(Stored data entries)
======

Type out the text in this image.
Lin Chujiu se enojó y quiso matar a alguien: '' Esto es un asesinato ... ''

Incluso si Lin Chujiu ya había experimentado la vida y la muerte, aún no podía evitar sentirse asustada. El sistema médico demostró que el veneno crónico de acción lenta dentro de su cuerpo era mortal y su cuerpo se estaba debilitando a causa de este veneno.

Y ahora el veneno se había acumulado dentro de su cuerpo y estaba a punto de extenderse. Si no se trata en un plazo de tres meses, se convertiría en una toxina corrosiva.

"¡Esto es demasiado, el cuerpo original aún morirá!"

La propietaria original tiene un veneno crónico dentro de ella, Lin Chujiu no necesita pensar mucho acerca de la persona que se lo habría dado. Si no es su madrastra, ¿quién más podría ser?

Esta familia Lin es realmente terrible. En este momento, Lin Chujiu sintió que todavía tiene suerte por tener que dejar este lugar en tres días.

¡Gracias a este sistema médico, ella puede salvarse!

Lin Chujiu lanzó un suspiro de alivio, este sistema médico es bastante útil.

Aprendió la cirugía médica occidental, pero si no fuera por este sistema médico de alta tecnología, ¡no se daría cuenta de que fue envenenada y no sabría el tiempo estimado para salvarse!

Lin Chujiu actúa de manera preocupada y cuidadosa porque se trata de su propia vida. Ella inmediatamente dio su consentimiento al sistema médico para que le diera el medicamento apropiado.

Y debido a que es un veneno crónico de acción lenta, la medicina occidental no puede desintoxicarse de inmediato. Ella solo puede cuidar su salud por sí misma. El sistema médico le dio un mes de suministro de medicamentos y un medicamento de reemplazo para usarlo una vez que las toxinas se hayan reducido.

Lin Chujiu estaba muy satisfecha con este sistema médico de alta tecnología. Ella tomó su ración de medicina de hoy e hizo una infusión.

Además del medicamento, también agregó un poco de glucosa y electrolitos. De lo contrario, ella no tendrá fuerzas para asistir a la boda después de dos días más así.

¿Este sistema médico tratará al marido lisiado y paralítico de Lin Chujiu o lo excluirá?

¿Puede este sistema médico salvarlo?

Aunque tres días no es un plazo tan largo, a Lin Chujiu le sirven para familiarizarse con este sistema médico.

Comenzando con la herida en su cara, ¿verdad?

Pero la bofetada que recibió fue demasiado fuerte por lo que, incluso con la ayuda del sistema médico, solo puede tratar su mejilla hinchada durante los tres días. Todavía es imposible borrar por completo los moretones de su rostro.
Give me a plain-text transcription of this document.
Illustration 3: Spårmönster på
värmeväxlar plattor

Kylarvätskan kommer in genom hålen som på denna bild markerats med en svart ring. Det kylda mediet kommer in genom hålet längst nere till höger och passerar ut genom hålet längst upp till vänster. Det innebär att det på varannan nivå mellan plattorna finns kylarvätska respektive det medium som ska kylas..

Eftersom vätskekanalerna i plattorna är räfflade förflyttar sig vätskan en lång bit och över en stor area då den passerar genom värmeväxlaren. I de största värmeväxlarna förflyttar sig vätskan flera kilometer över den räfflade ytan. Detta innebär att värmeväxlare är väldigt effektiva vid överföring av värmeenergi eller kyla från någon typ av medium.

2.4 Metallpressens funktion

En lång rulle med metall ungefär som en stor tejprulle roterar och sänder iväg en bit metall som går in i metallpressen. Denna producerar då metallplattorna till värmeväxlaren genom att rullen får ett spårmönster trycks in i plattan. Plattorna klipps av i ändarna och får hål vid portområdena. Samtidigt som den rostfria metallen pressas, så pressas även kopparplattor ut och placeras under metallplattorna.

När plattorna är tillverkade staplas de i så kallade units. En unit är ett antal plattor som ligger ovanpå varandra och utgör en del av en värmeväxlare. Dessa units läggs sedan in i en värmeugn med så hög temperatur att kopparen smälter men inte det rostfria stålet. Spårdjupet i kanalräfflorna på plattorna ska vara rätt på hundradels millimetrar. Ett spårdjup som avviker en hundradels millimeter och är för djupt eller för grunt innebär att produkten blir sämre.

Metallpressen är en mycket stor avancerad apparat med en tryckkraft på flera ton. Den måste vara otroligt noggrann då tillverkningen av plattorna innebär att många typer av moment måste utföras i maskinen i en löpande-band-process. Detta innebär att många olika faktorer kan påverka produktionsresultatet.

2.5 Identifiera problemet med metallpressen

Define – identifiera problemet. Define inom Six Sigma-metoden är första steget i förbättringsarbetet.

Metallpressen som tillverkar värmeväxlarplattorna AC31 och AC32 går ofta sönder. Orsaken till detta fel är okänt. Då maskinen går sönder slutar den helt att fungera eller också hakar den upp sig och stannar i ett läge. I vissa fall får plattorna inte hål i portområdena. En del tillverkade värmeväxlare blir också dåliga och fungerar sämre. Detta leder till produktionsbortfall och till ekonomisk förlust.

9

======

-- Exercise description --
Return each line of the data where the word "värmeväxlaren" appears.

-- Reply to the exercise --
Eftersom vätskekanalerna i plattorna är räfflade förflyttar sig vätskan en lång bit och över en stor area då den passerar genom värmeväxlaren. I de största värmeväxlarna förflyttar sig vätskan flera kilometer över den räfflade ytan. Detta innebär att värmeväxlare är väldigt effektiva vid överföring av värmeenergi eller kyla från någon typ av medium.
En lång rulle med metall ungefär som en stor tejprulle roterar och sänder iväg en bit metall som går in i metallpressen. Denna producerar då metallplattorna till värmeväxlaren genom att rullen får ett spårmönster trycks in i plattan. Plattorna klipps av i ändarna och får hål vid portområdena. Samtidigt som den rostfria metallen pressas, så pressas även kopparplattor ut och placeras under metallplattorna.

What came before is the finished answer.